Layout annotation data
++++++++

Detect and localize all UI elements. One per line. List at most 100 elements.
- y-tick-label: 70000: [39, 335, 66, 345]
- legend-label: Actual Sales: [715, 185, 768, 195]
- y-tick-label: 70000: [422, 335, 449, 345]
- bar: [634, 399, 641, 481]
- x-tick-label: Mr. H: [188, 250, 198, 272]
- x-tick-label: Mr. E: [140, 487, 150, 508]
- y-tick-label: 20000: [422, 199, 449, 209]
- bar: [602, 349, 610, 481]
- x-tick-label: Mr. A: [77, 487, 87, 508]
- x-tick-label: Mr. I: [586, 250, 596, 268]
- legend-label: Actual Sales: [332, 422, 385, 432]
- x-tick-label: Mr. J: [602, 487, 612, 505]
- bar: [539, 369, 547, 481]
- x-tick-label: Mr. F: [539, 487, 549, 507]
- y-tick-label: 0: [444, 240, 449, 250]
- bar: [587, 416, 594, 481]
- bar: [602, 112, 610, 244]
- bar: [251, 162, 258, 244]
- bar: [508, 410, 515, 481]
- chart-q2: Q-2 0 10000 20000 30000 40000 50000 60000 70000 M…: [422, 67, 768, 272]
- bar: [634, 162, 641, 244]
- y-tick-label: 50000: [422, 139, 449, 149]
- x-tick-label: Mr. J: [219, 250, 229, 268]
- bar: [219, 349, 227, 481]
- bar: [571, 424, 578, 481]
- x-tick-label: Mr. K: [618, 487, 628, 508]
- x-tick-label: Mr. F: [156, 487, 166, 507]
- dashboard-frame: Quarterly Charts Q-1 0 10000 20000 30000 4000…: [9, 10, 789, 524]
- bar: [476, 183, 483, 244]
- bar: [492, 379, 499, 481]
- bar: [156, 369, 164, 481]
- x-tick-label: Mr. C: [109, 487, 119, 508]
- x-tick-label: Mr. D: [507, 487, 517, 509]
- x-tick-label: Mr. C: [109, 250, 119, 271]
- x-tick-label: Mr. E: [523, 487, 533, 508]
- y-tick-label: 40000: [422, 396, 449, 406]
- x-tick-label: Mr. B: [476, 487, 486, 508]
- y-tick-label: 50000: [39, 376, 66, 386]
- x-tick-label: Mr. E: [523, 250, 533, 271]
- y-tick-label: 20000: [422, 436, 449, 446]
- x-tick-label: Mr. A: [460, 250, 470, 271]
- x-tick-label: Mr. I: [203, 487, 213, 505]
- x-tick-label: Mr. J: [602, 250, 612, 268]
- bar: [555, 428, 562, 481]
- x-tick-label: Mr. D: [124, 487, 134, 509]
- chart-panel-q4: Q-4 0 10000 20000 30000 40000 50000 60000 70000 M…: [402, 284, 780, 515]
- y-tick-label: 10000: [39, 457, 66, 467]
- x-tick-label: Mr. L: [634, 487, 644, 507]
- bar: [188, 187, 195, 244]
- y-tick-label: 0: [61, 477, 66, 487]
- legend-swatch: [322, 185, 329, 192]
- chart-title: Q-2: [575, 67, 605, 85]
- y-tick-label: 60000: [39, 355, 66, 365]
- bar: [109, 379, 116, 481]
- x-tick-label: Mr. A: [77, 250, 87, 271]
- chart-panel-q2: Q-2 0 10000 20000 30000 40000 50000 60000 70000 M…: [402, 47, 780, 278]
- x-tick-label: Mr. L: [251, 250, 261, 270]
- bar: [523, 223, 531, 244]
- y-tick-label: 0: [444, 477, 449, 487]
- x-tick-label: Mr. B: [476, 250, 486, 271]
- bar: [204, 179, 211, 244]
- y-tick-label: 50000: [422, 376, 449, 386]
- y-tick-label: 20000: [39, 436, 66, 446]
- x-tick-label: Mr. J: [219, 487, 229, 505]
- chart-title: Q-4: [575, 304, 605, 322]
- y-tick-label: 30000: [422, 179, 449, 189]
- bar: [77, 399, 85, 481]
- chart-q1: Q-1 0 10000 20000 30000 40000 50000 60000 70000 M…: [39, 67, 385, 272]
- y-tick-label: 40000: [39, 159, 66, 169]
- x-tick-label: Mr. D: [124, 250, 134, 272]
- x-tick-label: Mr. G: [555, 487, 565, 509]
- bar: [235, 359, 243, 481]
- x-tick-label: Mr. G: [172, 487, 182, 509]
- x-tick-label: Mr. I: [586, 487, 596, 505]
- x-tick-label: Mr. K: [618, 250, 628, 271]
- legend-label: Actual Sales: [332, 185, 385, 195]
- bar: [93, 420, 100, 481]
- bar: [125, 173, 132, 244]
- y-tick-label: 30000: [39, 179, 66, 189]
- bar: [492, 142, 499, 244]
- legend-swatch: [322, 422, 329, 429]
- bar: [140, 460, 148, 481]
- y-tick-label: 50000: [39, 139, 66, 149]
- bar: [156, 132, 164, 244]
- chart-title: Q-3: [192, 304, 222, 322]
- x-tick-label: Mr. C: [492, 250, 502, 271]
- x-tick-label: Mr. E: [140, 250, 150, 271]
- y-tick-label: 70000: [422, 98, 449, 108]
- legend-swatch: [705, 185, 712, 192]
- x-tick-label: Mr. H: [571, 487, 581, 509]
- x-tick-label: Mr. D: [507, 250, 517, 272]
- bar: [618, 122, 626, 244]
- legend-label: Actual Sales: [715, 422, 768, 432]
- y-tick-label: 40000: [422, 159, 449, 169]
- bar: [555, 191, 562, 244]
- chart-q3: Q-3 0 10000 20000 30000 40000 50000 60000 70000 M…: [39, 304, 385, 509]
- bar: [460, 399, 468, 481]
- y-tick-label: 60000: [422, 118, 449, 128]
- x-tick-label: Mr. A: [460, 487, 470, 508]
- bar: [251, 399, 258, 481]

++++++++

* **TASK**:
Could you edit the data above by writing it out again with every "Actual Sales" changed to "Recorded Sales" and everything else left unchanged?

* **FINISHED TASK**:
Detect and localize all UI elements. One per line. List at most 100 elements.
- y-tick-label: 70000: [39, 335, 66, 345]
- legend-label: Recorded Sales: [715, 185, 768, 195]
- y-tick-label: 70000: [422, 335, 449, 345]
- bar: [634, 399, 641, 481]
- x-tick-label: Mr. H: [188, 250, 198, 272]
- x-tick-label: Mr. E: [140, 487, 150, 508]
- y-tick-label: 20000: [422, 199, 449, 209]
- bar: [602, 349, 610, 481]
- x-tick-label: Mr. A: [77, 487, 87, 508]
- x-tick-label: Mr. I: [586, 250, 596, 268]
- legend-label: Recorded Sales: [332, 422, 385, 432]
- x-tick-label: Mr. J: [602, 487, 612, 505]
- bar: [539, 369, 547, 481]
- x-tick-label: Mr. F: [539, 487, 549, 507]
- y-tick-label: 0: [444, 240, 449, 250]
- bar: [587, 416, 594, 481]
- bar: [602, 112, 610, 244]
- bar: [251, 162, 258, 244]
- bar: [508, 410, 515, 481]
- chart-q2: Q-2 0 10000 20000 30000 40000 50000 60000 70000 M…: [422, 67, 768, 272]
- bar: [634, 162, 641, 244]
- y-tick-label: 50000: [422, 139, 449, 149]
- x-tick-label: Mr. J: [219, 250, 229, 268]
- bar: [219, 349, 227, 481]
- bar: [571, 424, 578, 481]
- x-tick-label: Mr. K: [618, 487, 628, 508]
- x-tick-label: Mr. F: [156, 487, 166, 507]
- dashboard-frame: Quarterly Charts Q-1 0 10000 20000 30000 4000…: [9, 10, 789, 524]
- bar: [476, 183, 483, 244]
- bar: [492, 379, 499, 481]
- bar: [156, 369, 164, 481]
- x-tick-label: Mr. C: [109, 487, 119, 508]
- x-tick-label: Mr. D: [507, 487, 517, 509]
- x-tick-label: Mr. C: [109, 250, 119, 271]
- x-tick-label: Mr. E: [523, 487, 533, 508]
- y-tick-label: 40000: [422, 396, 449, 406]
- x-tick-label: Mr. B: [476, 487, 486, 508]
- y-tick-label: 50000: [39, 376, 66, 386]
- x-tick-label: Mr. E: [523, 250, 533, 271]
- y-tick-label: 20000: [422, 436, 449, 446]
- x-tick-label: Mr. A: [460, 250, 470, 271]
- x-tick-label: Mr. I: [203, 487, 213, 505]
- x-tick-label: Mr. J: [602, 250, 612, 268]
- bar: [555, 428, 562, 481]
- x-tick-label: Mr. D: [124, 487, 134, 509]
- chart-panel-q4: Q-4 0 10000 20000 30000 40000 50000 60000 70000 M…: [402, 284, 780, 515]
- y-tick-label: 10000: [39, 457, 66, 467]
- x-tick-label: Mr. L: [634, 487, 644, 507]
- bar: [188, 187, 195, 244]
- y-tick-label: 0: [61, 477, 66, 487]
- legend-swatch: [322, 185, 329, 192]
- chart-title: Q-2: [575, 67, 605, 85]
- y-tick-label: 60000: [39, 355, 66, 365]
- bar: [109, 379, 116, 481]
- x-tick-label: Mr. A: [77, 250, 87, 271]
- chart-panel-q2: Q-2 0 10000 20000 30000 40000 50000 60000 70000 M…: [402, 47, 780, 278]
- x-tick-label: Mr. L: [251, 250, 261, 270]
- bar: [523, 223, 531, 244]
- y-tick-label: 0: [444, 477, 449, 487]
- x-tick-label: Mr. B: [476, 250, 486, 271]
- bar: [204, 179, 211, 244]
- y-tick-label: 50000: [422, 376, 449, 386]
- y-tick-label: 20000: [39, 436, 66, 446]
- x-tick-label: Mr. J: [219, 487, 229, 505]
- chart-title: Q-4: [575, 304, 605, 322]
- y-tick-label: 30000: [422, 179, 449, 189]
- bar: [77, 399, 85, 481]
- chart-q1: Q-1 0 10000 20000 30000 40000 50000 60000 70000 M…: [39, 67, 385, 272]
- y-tick-label: 40000: [39, 159, 66, 169]
- x-tick-label: Mr. D: [124, 250, 134, 272]
- x-tick-label: Mr. G: [555, 487, 565, 509]
- bar: [235, 359, 243, 481]
- x-tick-label: Mr. G: [172, 487, 182, 509]
- x-tick-label: Mr. I: [586, 487, 596, 505]
- x-tick-label: Mr. K: [618, 250, 628, 271]
- legend-label: Recorded Sales: [332, 185, 385, 195]
- bar: [93, 420, 100, 481]
- bar: [125, 173, 132, 244]
- y-tick-label: 30000: [39, 179, 66, 189]
- bar: [492, 142, 499, 244]
- legend-swatch: [322, 422, 329, 429]
- bar: [140, 460, 148, 481]
- y-tick-label: 50000: [39, 139, 66, 149]
- bar: [156, 132, 164, 244]
- chart-title: Q-3: [192, 304, 222, 322]
- x-tick-label: Mr. C: [492, 250, 502, 271]
- x-tick-label: Mr. E: [140, 250, 150, 271]
- y-tick-label: 70000: [422, 98, 449, 108]
- legend-swatch: [705, 185, 712, 192]
- x-tick-label: Mr. H: [571, 487, 581, 509]
- x-tick-label: Mr. D: [507, 250, 517, 272]
- bar: [618, 122, 626, 244]
- legend-label: Recorded Sales: [715, 422, 768, 432]
- y-tick-label: 40000: [422, 159, 449, 169]
- bar: [555, 191, 562, 244]
- chart-q3: Q-3 0 10000 20000 30000 40000 50000 60000 70000 M…: [39, 304, 385, 509]
- bar: [460, 399, 468, 481]
- y-tick-label: 60000: [422, 118, 449, 128]
- x-tick-label: Mr. A: [460, 487, 470, 508]
- bar: [251, 399, 258, 481]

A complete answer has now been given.